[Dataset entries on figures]
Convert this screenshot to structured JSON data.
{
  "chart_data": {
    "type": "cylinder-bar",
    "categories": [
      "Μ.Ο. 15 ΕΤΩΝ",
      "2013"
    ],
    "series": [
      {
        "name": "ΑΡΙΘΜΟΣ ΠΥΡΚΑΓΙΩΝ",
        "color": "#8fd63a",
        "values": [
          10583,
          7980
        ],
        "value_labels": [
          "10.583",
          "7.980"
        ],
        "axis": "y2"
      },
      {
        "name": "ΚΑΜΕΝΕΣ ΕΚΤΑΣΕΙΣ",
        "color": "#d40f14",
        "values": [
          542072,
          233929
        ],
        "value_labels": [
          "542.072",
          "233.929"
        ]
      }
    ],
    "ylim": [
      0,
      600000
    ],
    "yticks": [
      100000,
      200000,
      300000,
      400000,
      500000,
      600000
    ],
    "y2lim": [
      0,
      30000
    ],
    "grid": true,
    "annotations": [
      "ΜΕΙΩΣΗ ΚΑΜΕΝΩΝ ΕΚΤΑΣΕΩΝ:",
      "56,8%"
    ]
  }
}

OBJECTIVE:
Each line of the material above needs to be quoted exactly, please.

OUTPUT OF THE EXERCISE:
Convert this screenshot to structured JSON data.
{
  "chart_data": {
    "type": "cylinder-bar",
    "categories": [
      "Μ.Ο. 15 ΕΤΩΝ",
      "2013"
    ],
    "series": [
      {
        "name": "ΑΡΙΘΜΟΣ ΠΥΡΚΑΓΙΩΝ",
        "color": "#8fd63a",
        "values": [
          10583,
          7980
        ],
        "value_labels": [
          "10.583",
          "7.980"
        ],
        "axis": "y2"
      },
      {
        "name": "ΚΑΜΕΝΕΣ ΕΚΤΑΣΕΙΣ",
        "color": "#d40f14",
        "values": [
          542072,
          233929
        ],
        "value_labels": [
          "542.072",
          "233.929"
        ]
      }
    ],
    "ylim": [
      0,
      600000
    ],
    "yticks": [
      100000,
      200000,
      300000,
      400000,
      500000,
      600000
    ],
    "y2lim": [
      0,
      30000
    ],
    "grid": true,
    "annotations": [
      "ΜΕΙΩΣΗ ΚΑΜΕΝΩΝ ΕΚΤΑΣΕΩΝ:",
      "56,8%"
    ]
  }
}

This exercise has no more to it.